--- Start ---

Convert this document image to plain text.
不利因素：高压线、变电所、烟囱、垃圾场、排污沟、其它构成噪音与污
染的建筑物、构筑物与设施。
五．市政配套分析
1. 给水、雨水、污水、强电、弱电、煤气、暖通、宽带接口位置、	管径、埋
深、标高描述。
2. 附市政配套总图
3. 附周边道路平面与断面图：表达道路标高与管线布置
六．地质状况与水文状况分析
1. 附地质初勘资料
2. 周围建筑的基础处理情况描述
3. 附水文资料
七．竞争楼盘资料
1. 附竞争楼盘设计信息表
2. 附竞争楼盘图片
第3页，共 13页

--- End ---

=== EXERCISE REQUIREMENTS ===
Repeat the material in full, exactly as it stands.

=== ANSWER IN FULL ===
Convert this document image to plain text.
不利因素：高压线、变电所、烟囱、垃圾场、排污沟、其它构成噪音与污
染的建筑物、构筑物与设施。
五．市政配套分析
1. 给水、雨水、污水、强电、弱电、煤气、暖通、宽带接口位置、	管径、埋
深、标高描述。
2. 附市政配套总图
3. 附周边道路平面与断面图：表达道路标高与管线布置
六．地质状况与水文状况分析
1. 附地质初勘资料
2. 周围建筑的基础处理情况描述
3. 附水文资料
七．竞争楼盘资料
1. 附竞争楼盘设计信息表
2. 附竞争楼盘图片
第3页，共 13页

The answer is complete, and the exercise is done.